◆ Task brief ◆
Exclude every picture and return the remaining entries below verbatim.

◆ Extracted information ◆
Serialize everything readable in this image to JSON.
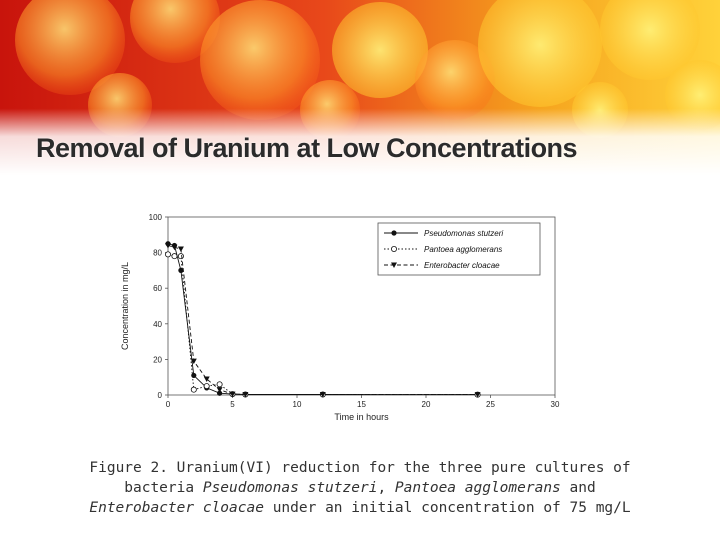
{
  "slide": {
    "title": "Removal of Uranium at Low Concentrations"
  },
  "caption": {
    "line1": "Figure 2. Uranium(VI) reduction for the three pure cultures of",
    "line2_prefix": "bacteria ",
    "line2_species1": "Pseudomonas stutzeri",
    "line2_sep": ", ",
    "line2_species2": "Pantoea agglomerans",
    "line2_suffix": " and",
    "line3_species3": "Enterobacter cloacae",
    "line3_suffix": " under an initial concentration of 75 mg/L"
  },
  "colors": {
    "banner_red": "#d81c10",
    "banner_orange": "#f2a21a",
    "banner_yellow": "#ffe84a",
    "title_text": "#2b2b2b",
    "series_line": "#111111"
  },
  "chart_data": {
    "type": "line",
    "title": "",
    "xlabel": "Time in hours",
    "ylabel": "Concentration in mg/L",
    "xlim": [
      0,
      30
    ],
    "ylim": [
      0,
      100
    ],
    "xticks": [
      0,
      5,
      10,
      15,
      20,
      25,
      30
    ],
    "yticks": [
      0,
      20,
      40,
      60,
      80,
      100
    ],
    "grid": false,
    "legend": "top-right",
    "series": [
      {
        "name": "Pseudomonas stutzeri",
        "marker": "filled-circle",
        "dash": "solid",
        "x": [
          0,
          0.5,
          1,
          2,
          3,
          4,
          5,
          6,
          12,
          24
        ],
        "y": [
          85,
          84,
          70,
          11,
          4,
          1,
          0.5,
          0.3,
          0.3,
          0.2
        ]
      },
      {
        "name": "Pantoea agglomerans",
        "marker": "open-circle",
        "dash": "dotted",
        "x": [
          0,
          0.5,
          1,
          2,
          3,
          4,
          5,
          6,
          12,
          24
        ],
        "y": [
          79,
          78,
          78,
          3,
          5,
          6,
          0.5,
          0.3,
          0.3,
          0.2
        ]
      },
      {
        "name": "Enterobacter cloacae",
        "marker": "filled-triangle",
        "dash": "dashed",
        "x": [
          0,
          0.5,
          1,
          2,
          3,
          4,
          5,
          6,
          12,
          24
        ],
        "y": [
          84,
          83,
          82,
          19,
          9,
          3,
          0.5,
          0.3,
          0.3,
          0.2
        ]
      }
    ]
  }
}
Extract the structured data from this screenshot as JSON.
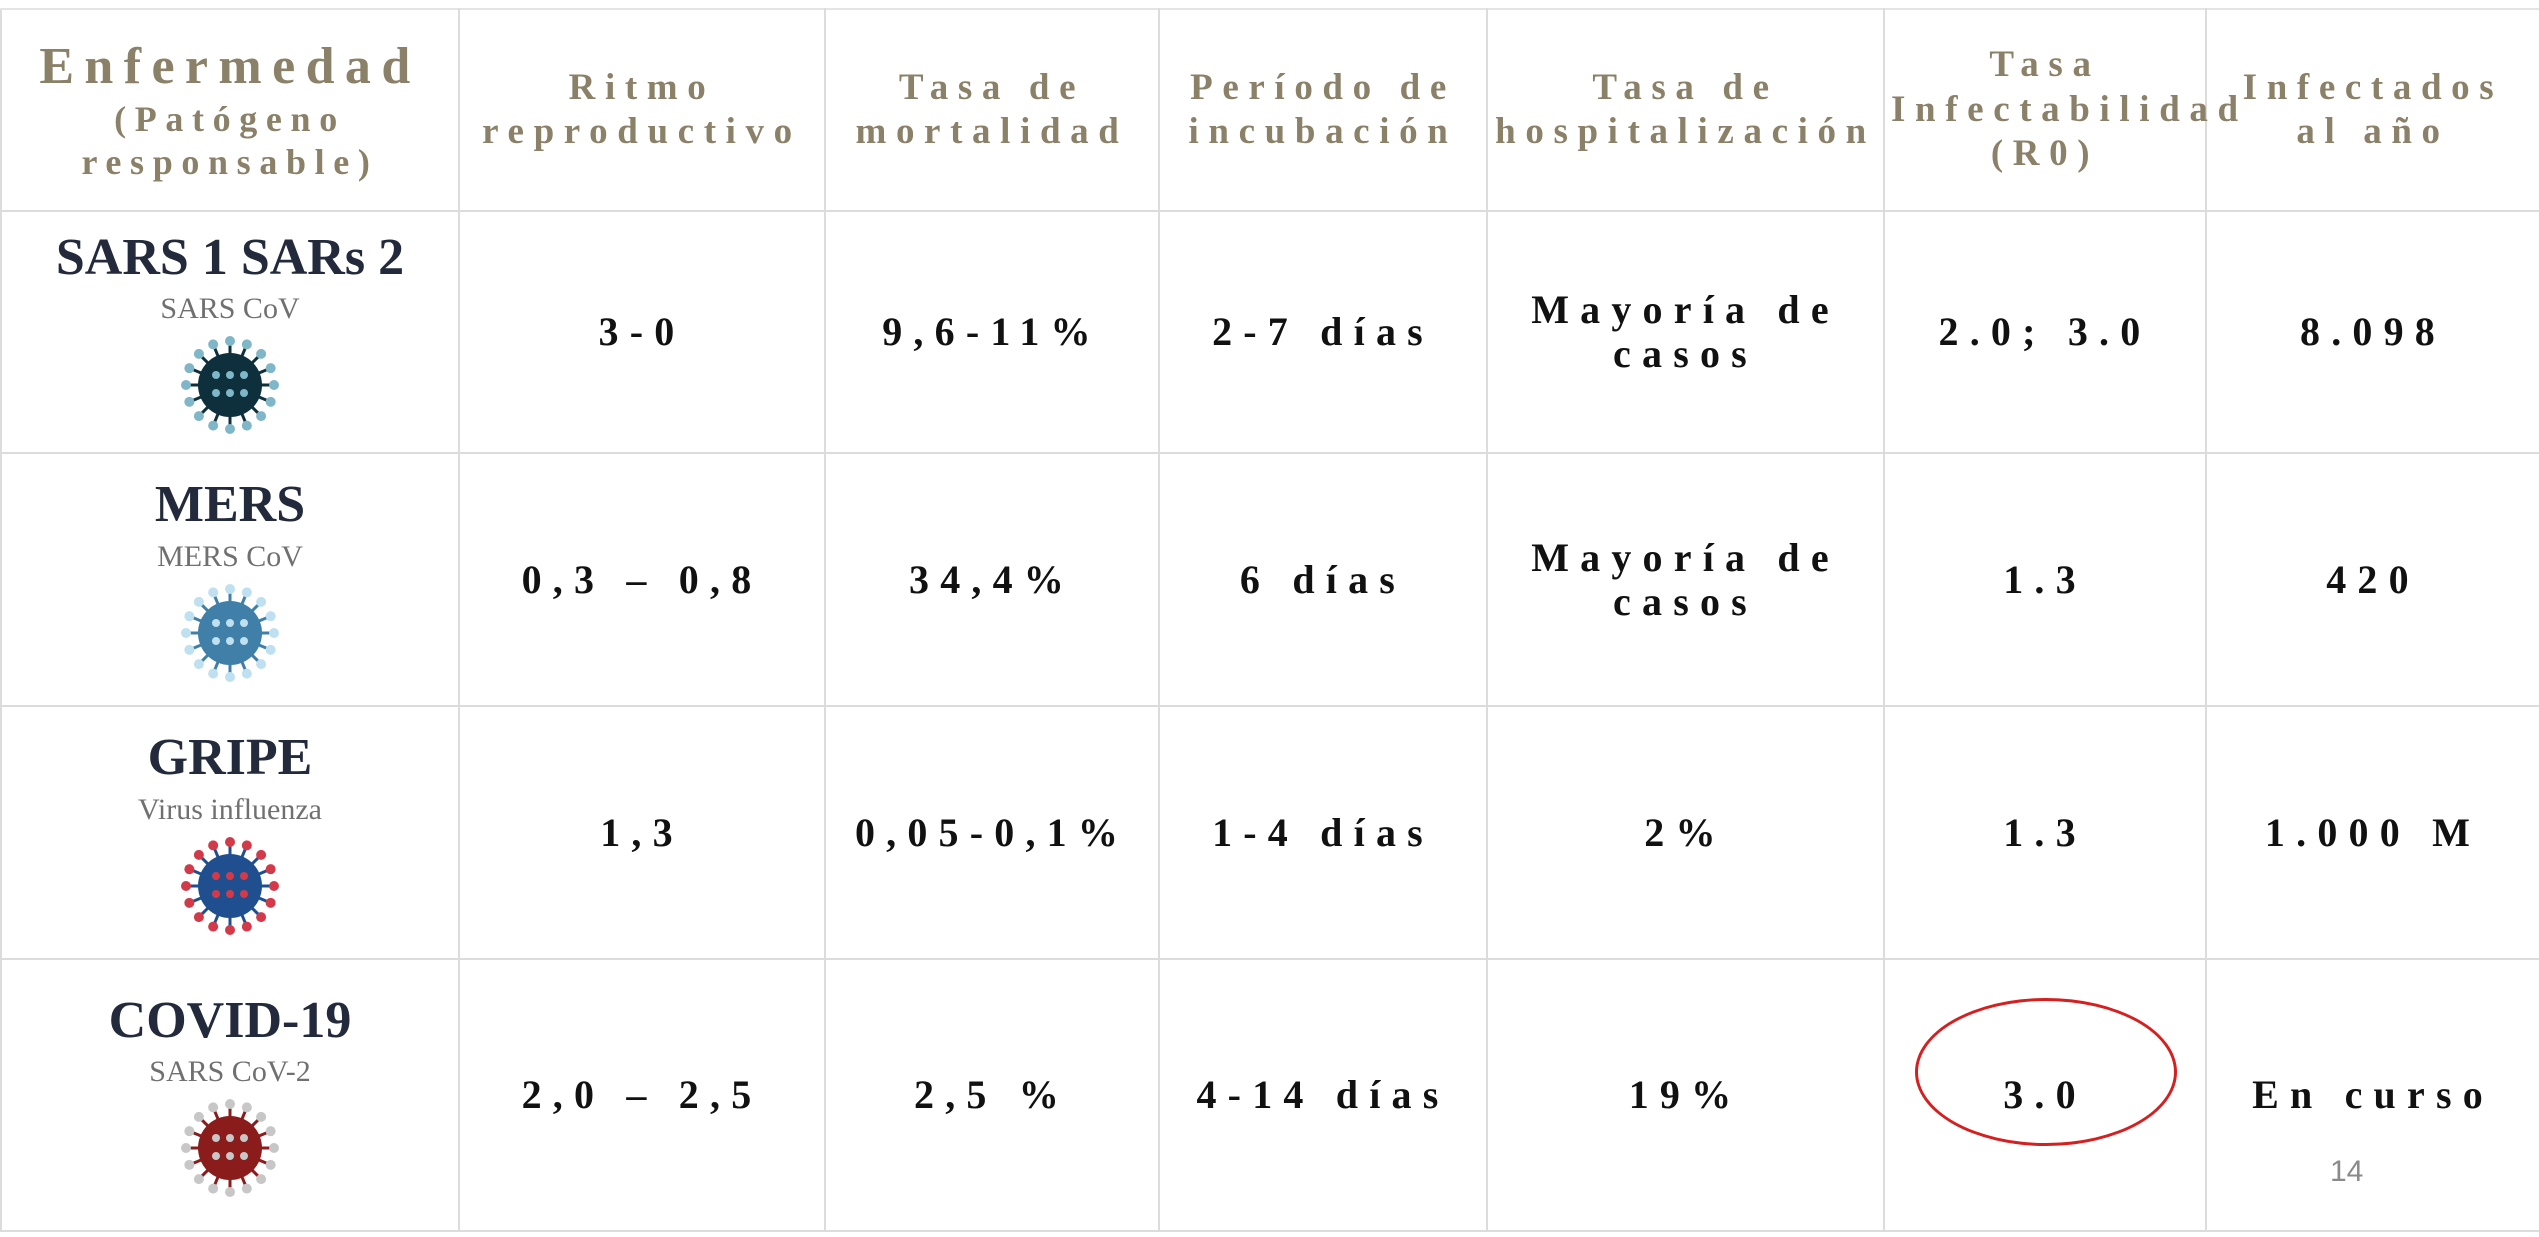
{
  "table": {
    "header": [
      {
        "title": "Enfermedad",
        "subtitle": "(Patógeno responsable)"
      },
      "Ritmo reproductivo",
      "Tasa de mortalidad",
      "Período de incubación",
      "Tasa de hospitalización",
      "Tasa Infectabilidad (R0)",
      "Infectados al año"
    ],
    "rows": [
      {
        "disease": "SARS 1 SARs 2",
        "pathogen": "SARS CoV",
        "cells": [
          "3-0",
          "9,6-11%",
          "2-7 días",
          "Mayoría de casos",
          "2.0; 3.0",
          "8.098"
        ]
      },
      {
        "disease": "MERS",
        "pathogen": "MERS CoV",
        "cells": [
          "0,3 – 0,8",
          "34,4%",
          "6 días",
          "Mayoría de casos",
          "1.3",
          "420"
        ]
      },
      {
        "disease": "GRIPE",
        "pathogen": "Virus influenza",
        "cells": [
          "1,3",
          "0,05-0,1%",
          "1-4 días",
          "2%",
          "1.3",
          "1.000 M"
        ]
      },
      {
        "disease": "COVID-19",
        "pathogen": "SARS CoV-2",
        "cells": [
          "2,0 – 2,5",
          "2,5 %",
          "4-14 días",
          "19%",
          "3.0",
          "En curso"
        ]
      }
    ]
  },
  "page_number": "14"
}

◆ Result of the exercise ◆
Serialize everything readable in this image to JSON.
{
  "slide": {
    "title": "Removal of Uranium at Low Concentrations"
  },
  "caption": {
    "line1": "Figure 2. Uranium(VI) reduction for the three pure cultures of",
    "line2_prefix": "bacteria ",
    "line2_species1": "Pseudomonas stutzeri",
    "line2_sep": ", ",
    "line2_species2": "Pantoea agglomerans",
    "line2_suffix": " and",
    "line3_species3": "Enterobacter cloacae",
    "line3_suffix": " under an initial concentration of 75 mg/L"
  },
  "colors": {
    "banner_red": "#d81c10",
    "banner_orange": "#f2a21a",
    "banner_yellow": "#ffe84a",
    "title_text": "#2b2b2b",
    "series_line": "#111111"
  },
  "chart_data": {
    "type": "line",
    "title": "",
    "xlabel": "Time in hours",
    "ylabel": "Concentration in mg/L",
    "xlim": [
      0,
      30
    ],
    "ylim": [
      0,
      100
    ],
    "xticks": [
      0,
      5,
      10,
      15,
      20,
      25,
      30
    ],
    "yticks": [
      0,
      20,
      40,
      60,
      80,
      100
    ],
    "grid": false,
    "legend": "top-right",
    "series": [
      {
        "name": "Pseudomonas stutzeri",
        "marker": "filled-circle",
        "dash": "solid",
        "x": [
          0,
          0.5,
          1,
          2,
          3,
          4,
          5,
          6,
          12,
          24
        ],
        "y": [
          85,
          84,
          70,
          11,
          4,
          1,
          0.5,
          0.3,
          0.3,
          0.2
        ]
      },
      {
        "name": "Pantoea agglomerans",
        "marker": "open-circle",
        "dash": "dotted",
        "x": [
          0,
          0.5,
          1,
          2,
          3,
          4,
          5,
          6,
          12,
          24
        ],
        "y": [
          79,
          78,
          78,
          3,
          5,
          6,
          0.5,
          0.3,
          0.3,
          0.2
        ]
      },
      {
        "name": "Enterobacter cloacae",
        "marker": "filled-triangle",
        "dash": "dashed",
        "x": [
          0,
          0.5,
          1,
          2,
          3,
          4,
          5,
          6,
          12,
          24
        ],
        "y": [
          84,
          83,
          82,
          19,
          9,
          3,
          0.5,
          0.3,
          0.3,
          0.2
        ]
      }
    ]
  }
}
Extract the structured data from this screenshot as JSON.
{
  "table": {
    "header": [
      {
        "title": "Enfermedad",
        "subtitle": "(Patógeno responsable)"
      },
      "Ritmo reproductivo",
      "Tasa de mortalidad",
      "Período de incubación",
      "Tasa de hospitalización",
      "Tasa Infectabilidad (R0)",
      "Infectados al año"
    ],
    "rows": [
      {
        "disease": "SARS 1 SARs 2",
        "pathogen": "SARS CoV",
        "cells": [
          "3-0",
          "9,6-11%",
          "2-7 días",
          "Mayoría de casos",
          "2.0; 3.0",
          "8.098"
        ]
      },
      {
        "disease": "MERS",
        "pathogen": "MERS CoV",
        "cells": [
          "0,3 – 0,8",
          "34,4%",
          "6 días",
          "Mayoría de casos",
          "1.3",
          "420"
        ]
      },
      {
        "disease": "GRIPE",
        "pathogen": "Virus influenza",
        "cells": [
          "1,3",
          "0,05-0,1%",
          "1-4 días",
          "2%",
          "1.3",
          "1.000 M"
        ]
      },
      {
        "disease": "COVID-19",
        "pathogen": "SARS CoV-2",
        "cells": [
          "2,0 – 2,5",
          "2,5 %",
          "4-14 días",
          "19%",
          "3.0",
          "En curso"
        ]
      }
    ]
  },
  "page_number": "14"
}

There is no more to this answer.